Dataset entries on figures —
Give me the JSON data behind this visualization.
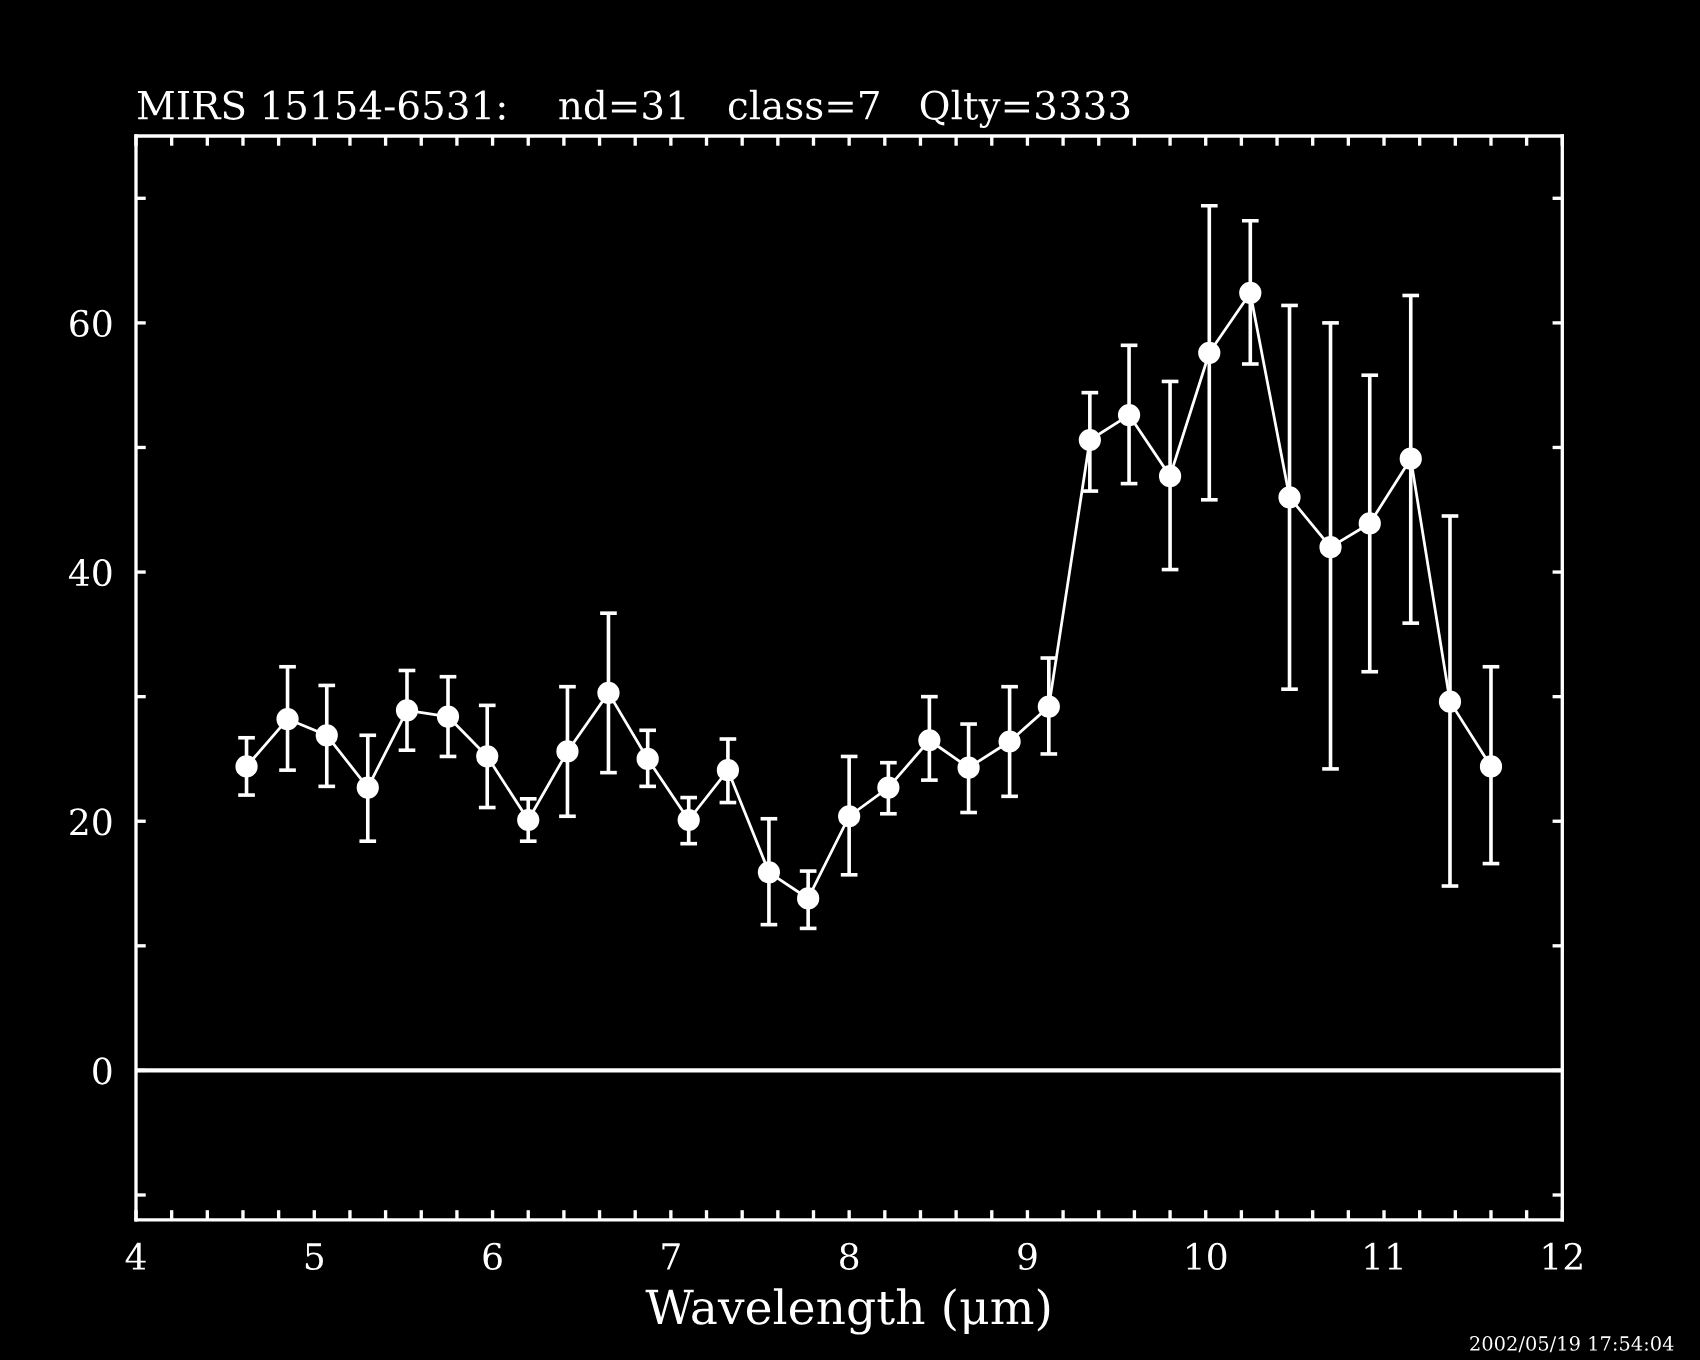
{
  "chart_data": {
    "type": "line",
    "title": "MIRS 15154-6531:    nd=31   class=7   Qlty=3333",
    "xlabel": "Wavelength (μm)",
    "x": [
      4.62,
      4.85,
      5.07,
      5.3,
      5.52,
      5.75,
      5.97,
      6.2,
      6.42,
      6.65,
      6.87,
      7.1,
      7.32,
      7.55,
      7.77,
      8.0,
      8.22,
      8.45,
      8.67,
      8.9,
      9.12,
      9.35,
      9.57,
      9.8,
      10.02,
      10.25,
      10.47,
      10.7,
      10.92,
      11.15,
      11.37,
      11.6
    ],
    "series": [
      {
        "color": "#ffffff",
        "values": [
          24.4,
          28.2,
          26.9,
          22.7,
          28.9,
          28.4,
          25.2,
          20.1,
          25.6,
          30.3,
          25.0,
          20.1,
          24.1,
          15.9,
          13.8,
          20.4,
          22.7,
          26.5,
          24.3,
          26.4,
          29.2,
          50.6,
          52.6,
          47.7,
          57.6,
          62.4,
          46.0,
          42.0,
          43.9,
          49.1,
          29.6,
          24.4
        ],
        "errors": [
          [
            22.1,
            26.7
          ],
          [
            24.1,
            32.4
          ],
          [
            22.8,
            30.9
          ],
          [
            18.4,
            26.9
          ],
          [
            25.7,
            32.1
          ],
          [
            25.2,
            31.6
          ],
          [
            21.1,
            29.3
          ],
          [
            18.4,
            21.8
          ],
          [
            20.4,
            30.8
          ],
          [
            23.9,
            36.7
          ],
          [
            22.8,
            27.3
          ],
          [
            18.2,
            21.9
          ],
          [
            21.5,
            26.6
          ],
          [
            11.7,
            20.2
          ],
          [
            11.4,
            16.0
          ],
          [
            15.7,
            25.2
          ],
          [
            20.6,
            24.7
          ],
          [
            23.3,
            30.0
          ],
          [
            20.7,
            27.8
          ],
          [
            22.0,
            30.8
          ],
          [
            25.4,
            33.1
          ],
          [
            46.5,
            54.4
          ],
          [
            47.1,
            58.2
          ],
          [
            40.2,
            55.3
          ],
          [
            45.8,
            69.4
          ],
          [
            56.7,
            68.2
          ],
          [
            30.6,
            61.4
          ],
          [
            24.2,
            60.0
          ],
          [
            32.0,
            55.8
          ],
          [
            35.9,
            62.2
          ],
          [
            14.8,
            44.5
          ],
          [
            16.6,
            32.4
          ]
        ]
      }
    ],
    "marker": "circle",
    "line_style": "solid",
    "grid": false,
    "legend": false,
    "xlim": [
      4,
      12
    ],
    "ylim": [
      -12,
      75
    ],
    "xticks": [
      4,
      {
        "value": 4.2,
        "label": null
      },
      {
        "value": 4.4,
        "label": null
      },
      {
        "value": 4.6,
        "label": null
      },
      {
        "value": 4.8,
        "label": null
      },
      5,
      {
        "value": 5.2,
        "label": null
      },
      {
        "value": 5.4,
        "label": null
      },
      {
        "value": 5.6,
        "label": null
      },
      {
        "value": 5.8,
        "label": null
      },
      6,
      {
        "value": 6.2,
        "label": null
      },
      {
        "value": 6.4,
        "label": null
      },
      {
        "value": 6.6,
        "label": null
      },
      {
        "value": 6.8,
        "label": null
      },
      7,
      {
        "value": 7.2,
        "label": null
      },
      {
        "value": 7.4,
        "label": null
      },
      {
        "value": 7.6,
        "label": null
      },
      {
        "value": 7.8,
        "label": null
      },
      8,
      {
        "value": 8.2,
        "label": null
      },
      {
        "value": 8.4,
        "label": null
      },
      {
        "value": 8.6,
        "label": null
      },
      {
        "value": 8.8,
        "label": null
      },
      9,
      {
        "value": 9.2,
        "label": null
      },
      {
        "value": 9.4,
        "label": null
      },
      {
        "value": 9.6,
        "label": null
      },
      {
        "value": 9.8,
        "label": null
      },
      10,
      {
        "value": 10.2,
        "label": null
      },
      {
        "value": 10.4,
        "label": null
      },
      {
        "value": 10.6,
        "label": null
      },
      {
        "value": 10.8,
        "label": null
      },
      11,
      {
        "value": 11.2,
        "label": null
      },
      {
        "value": 11.4,
        "label": null
      },
      {
        "value": 11.6,
        "label": null
      },
      {
        "value": 11.8,
        "label": null
      },
      12
    ],
    "yticks": [
      {
        "value": -10,
        "label": null
      },
      0,
      {
        "value": 10,
        "label": null
      },
      20,
      {
        "value": 30,
        "label": null
      },
      40,
      {
        "value": 50,
        "label": null
      },
      60,
      {
        "value": 70,
        "label": null
      }
    ],
    "ref_lines": [
      {
        "axis": "y",
        "value": 0,
        "color": "#ffffff",
        "line_style": "solid"
      }
    ],
    "annotations": [
      "2002/05/19 17:54:04"
    ]
  }
}
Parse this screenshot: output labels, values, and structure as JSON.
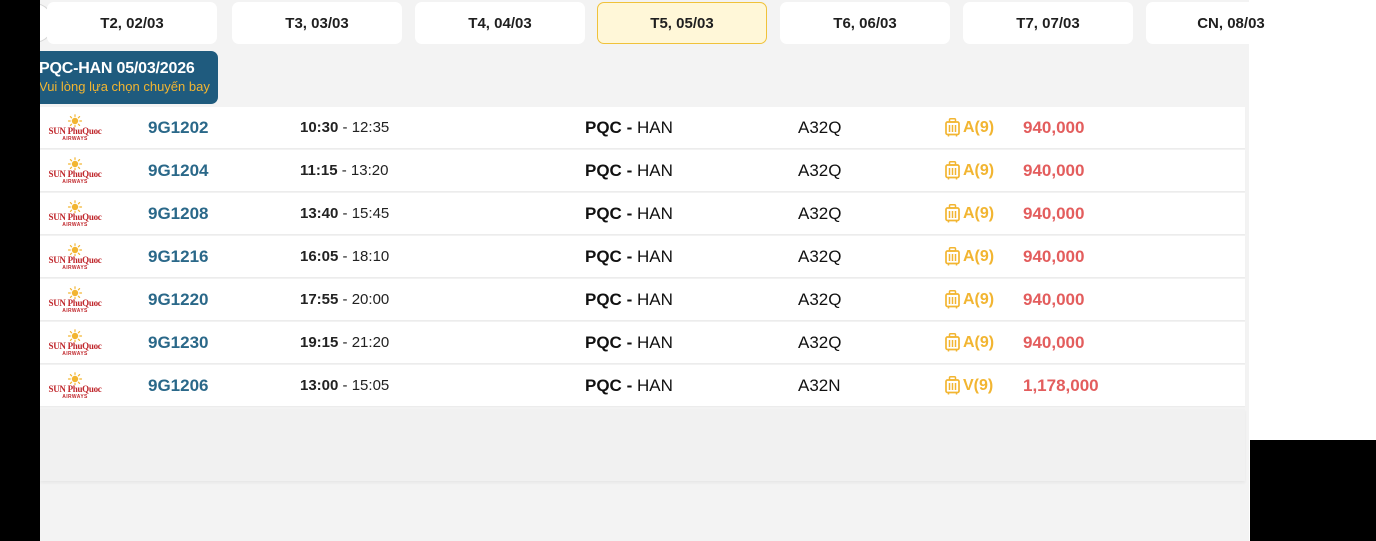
{
  "date_tabs": [
    {
      "label": "T2, 02/03",
      "active": false
    },
    {
      "label": "T3, 03/03",
      "active": false
    },
    {
      "label": "T4, 04/03",
      "active": false
    },
    {
      "label": "T5, 05/03",
      "active": true
    },
    {
      "label": "T6, 06/03",
      "active": false
    },
    {
      "label": "T7, 07/03",
      "active": false
    },
    {
      "label": "CN, 08/03",
      "active": false
    }
  ],
  "route_header": {
    "title": "PQC-HAN 05/03/2026",
    "subtitle": "Vui lòng lựa chọn chuyến bay"
  },
  "airline_logo": {
    "name": "SUN PhuQuoc",
    "sub": "AIRWAYS",
    "icon": "sun-logo-icon"
  },
  "flights": [
    {
      "flight_no": "9G1202",
      "dep": "10:30",
      "arr": "12:35",
      "from": "PQC",
      "to": "HAN",
      "aircraft": "A32Q",
      "fare_class": "A(9)",
      "price": "940,000"
    },
    {
      "flight_no": "9G1204",
      "dep": "11:15",
      "arr": "13:20",
      "from": "PQC",
      "to": "HAN",
      "aircraft": "A32Q",
      "fare_class": "A(9)",
      "price": "940,000"
    },
    {
      "flight_no": "9G1208",
      "dep": "13:40",
      "arr": "15:45",
      "from": "PQC",
      "to": "HAN",
      "aircraft": "A32Q",
      "fare_class": "A(9)",
      "price": "940,000"
    },
    {
      "flight_no": "9G1216",
      "dep": "16:05",
      "arr": "18:10",
      "from": "PQC",
      "to": "HAN",
      "aircraft": "A32Q",
      "fare_class": "A(9)",
      "price": "940,000"
    },
    {
      "flight_no": "9G1220",
      "dep": "17:55",
      "arr": "20:00",
      "from": "PQC",
      "to": "HAN",
      "aircraft": "A32Q",
      "fare_class": "A(9)",
      "price": "940,000"
    },
    {
      "flight_no": "9G1230",
      "dep": "19:15",
      "arr": "21:20",
      "from": "PQC",
      "to": "HAN",
      "aircraft": "A32Q",
      "fare_class": "A(9)",
      "price": "940,000"
    },
    {
      "flight_no": "9G1206",
      "dep": "13:00",
      "arr": "15:05",
      "from": "PQC",
      "to": "HAN",
      "aircraft": "A32N",
      "fare_class": "V(9)",
      "price": "1,178,000"
    }
  ],
  "colors": {
    "route_header_bg": "#1f5b7e",
    "accent_yellow": "#f2b531",
    "price_red": "#e35d5d",
    "flight_no_blue": "#2a6889",
    "airline_red": "#c0282d"
  }
}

Exercise goal — Copy out all of the data word for word. Do not carry over any picture.

Solution below —
Give me the JSON data behind this visualization.
{
  "chart_data": {
    "type": "line",
    "title": "MIRS 15154-6531:    nd=31   class=7   Qlty=3333",
    "xlabel": "Wavelength (μm)",
    "x": [
      4.62,
      4.85,
      5.07,
      5.3,
      5.52,
      5.75,
      5.97,
      6.2,
      6.42,
      6.65,
      6.87,
      7.1,
      7.32,
      7.55,
      7.77,
      8.0,
      8.22,
      8.45,
      8.67,
      8.9,
      9.12,
      9.35,
      9.57,
      9.8,
      10.02,
      10.25,
      10.47,
      10.7,
      10.92,
      11.15,
      11.37,
      11.6
    ],
    "series": [
      {
        "color": "#ffffff",
        "values": [
          24.4,
          28.2,
          26.9,
          22.7,
          28.9,
          28.4,
          25.2,
          20.1,
          25.6,
          30.3,
          25.0,
          20.1,
          24.1,
          15.9,
          13.8,
          20.4,
          22.7,
          26.5,
          24.3,
          26.4,
          29.2,
          50.6,
          52.6,
          47.7,
          57.6,
          62.4,
          46.0,
          42.0,
          43.9,
          49.1,
          29.6,
          24.4
        ],
        "errors": [
          [
            22.1,
            26.7
          ],
          [
            24.1,
            32.4
          ],
          [
            22.8,
            30.9
          ],
          [
            18.4,
            26.9
          ],
          [
            25.7,
            32.1
          ],
          [
            25.2,
            31.6
          ],
          [
            21.1,
            29.3
          ],
          [
            18.4,
            21.8
          ],
          [
            20.4,
            30.8
          ],
          [
            23.9,
            36.7
          ],
          [
            22.8,
            27.3
          ],
          [
            18.2,
            21.9
          ],
          [
            21.5,
            26.6
          ],
          [
            11.7,
            20.2
          ],
          [
            11.4,
            16.0
          ],
          [
            15.7,
            25.2
          ],
          [
            20.6,
            24.7
          ],
          [
            23.3,
            30.0
          ],
          [
            20.7,
            27.8
          ],
          [
            22.0,
            30.8
          ],
          [
            25.4,
            33.1
          ],
          [
            46.5,
            54.4
          ],
          [
            47.1,
            58.2
          ],
          [
            40.2,
            55.3
          ],
          [
            45.8,
            69.4
          ],
          [
            56.7,
            68.2
          ],
          [
            30.6,
            61.4
          ],
          [
            24.2,
            60.0
          ],
          [
            32.0,
            55.8
          ],
          [
            35.9,
            62.2
          ],
          [
            14.8,
            44.5
          ],
          [
            16.6,
            32.4
          ]
        ]
      }
    ],
    "marker": "circle",
    "line_style": "solid",
    "grid": false,
    "legend": false,
    "xlim": [
      4,
      12
    ],
    "ylim": [
      -12,
      75
    ],
    "xticks": [
      4,
      {
        "value": 4.2,
        "label": null
      },
      {
        "value": 4.4,
        "label": null
      },
      {
        "value": 4.6,
        "label": null
      },
      {
        "value": 4.8,
        "label": null
      },
      5,
      {
        "value": 5.2,
        "label": null
      },
      {
        "value": 5.4,
        "label": null
      },
      {
        "value": 5.6,
        "label": null
      },
      {
        "value": 5.8,
        "label": null
      },
      6,
      {
        "value": 6.2,
        "label": null
      },
      {
        "value": 6.4,
        "label": null
      },
      {
        "value": 6.6,
        "label": null
      },
      {
        "value": 6.8,
        "label": null
      },
      7,
      {
        "value": 7.2,
        "label": null
      },
      {
        "value": 7.4,
        "label": null
      },
      {
        "value": 7.6,
        "label": null
      },
      {
        "value": 7.8,
        "label": null
      },
      8,
      {
        "value": 8.2,
        "label": null
      },
      {
        "value": 8.4,
        "label": null
      },
      {
        "value": 8.6,
        "label": null
      },
      {
        "value": 8.8,
        "label": null
      },
      9,
      {
        "value": 9.2,
        "label": null
      },
      {
        "value": 9.4,
        "label": null
      },
      {
        "value": 9.6,
        "label": null
      },
      {
        "value": 9.8,
        "label": null
      },
      10,
      {
        "value": 10.2,
        "label": null
      },
      {
        "value": 10.4,
        "label": null
      },
      {
        "value": 10.6,
        "label": null
      },
      {
        "value": 10.8,
        "label": null
      },
      11,
      {
        "value": 11.2,
        "label": null
      },
      {
        "value": 11.4,
        "label": null
      },
      {
        "value": 11.6,
        "label": null
      },
      {
        "value": 11.8,
        "label": null
      },
      12
    ],
    "yticks": [
      {
        "value": -10,
        "label": null
      },
      0,
      {
        "value": 10,
        "label": null
      },
      20,
      {
        "value": 30,
        "label": null
      },
      40,
      {
        "value": 50,
        "label": null
      },
      60,
      {
        "value": 70,
        "label": null
      }
    ],
    "ref_lines": [
      {
        "axis": "y",
        "value": 0,
        "color": "#ffffff",
        "line_style": "solid"
      }
    ],
    "annotations": [
      "2002/05/19 17:54:04"
    ]
  }
}
Parse this screenshot: output labels, values, and structure as JSON.
{
  "date_tabs": [
    {
      "label": "T2, 02/03",
      "active": false
    },
    {
      "label": "T3, 03/03",
      "active": false
    },
    {
      "label": "T4, 04/03",
      "active": false
    },
    {
      "label": "T5, 05/03",
      "active": true
    },
    {
      "label": "T6, 06/03",
      "active": false
    },
    {
      "label": "T7, 07/03",
      "active": false
    },
    {
      "label": "CN, 08/03",
      "active": false
    }
  ],
  "route_header": {
    "title": "PQC-HAN 05/03/2026",
    "subtitle": "Vui lòng lựa chọn chuyến bay"
  },
  "airline_logo": {
    "name": "SUN PhuQuoc",
    "sub": "AIRWAYS",
    "icon": "sun-logo-icon"
  },
  "flights": [
    {
      "flight_no": "9G1202",
      "dep": "10:30",
      "arr": "12:35",
      "from": "PQC",
      "to": "HAN",
      "aircraft": "A32Q",
      "fare_class": "A(9)",
      "price": "940,000"
    },
    {
      "flight_no": "9G1204",
      "dep": "11:15",
      "arr": "13:20",
      "from": "PQC",
      "to": "HAN",
      "aircraft": "A32Q",
      "fare_class": "A(9)",
      "price": "940,000"
    },
    {
      "flight_no": "9G1208",
      "dep": "13:40",
      "arr": "15:45",
      "from": "PQC",
      "to": "HAN",
      "aircraft": "A32Q",
      "fare_class": "A(9)",
      "price": "940,000"
    },
    {
      "flight_no": "9G1216",
      "dep": "16:05",
      "arr": "18:10",
      "from": "PQC",
      "to": "HAN",
      "aircraft": "A32Q",
      "fare_class": "A(9)",
      "price": "940,000"
    },
    {
      "flight_no": "9G1220",
      "dep": "17:55",
      "arr": "20:00",
      "from": "PQC",
      "to": "HAN",
      "aircraft": "A32Q",
      "fare_class": "A(9)",
      "price": "940,000"
    },
    {
      "flight_no": "9G1230",
      "dep": "19:15",
      "arr": "21:20",
      "from": "PQC",
      "to": "HAN",
      "aircraft": "A32Q",
      "fare_class": "A(9)",
      "price": "940,000"
    },
    {
      "flight_no": "9G1206",
      "dep": "13:00",
      "arr": "15:05",
      "from": "PQC",
      "to": "HAN",
      "aircraft": "A32N",
      "fare_class": "V(9)",
      "price": "1,178,000"
    }
  ],
  "colors": {
    "route_header_bg": "#1f5b7e",
    "accent_yellow": "#f2b531",
    "price_red": "#e35d5d",
    "flight_no_blue": "#2a6889",
    "airline_red": "#c0282d"
  }
}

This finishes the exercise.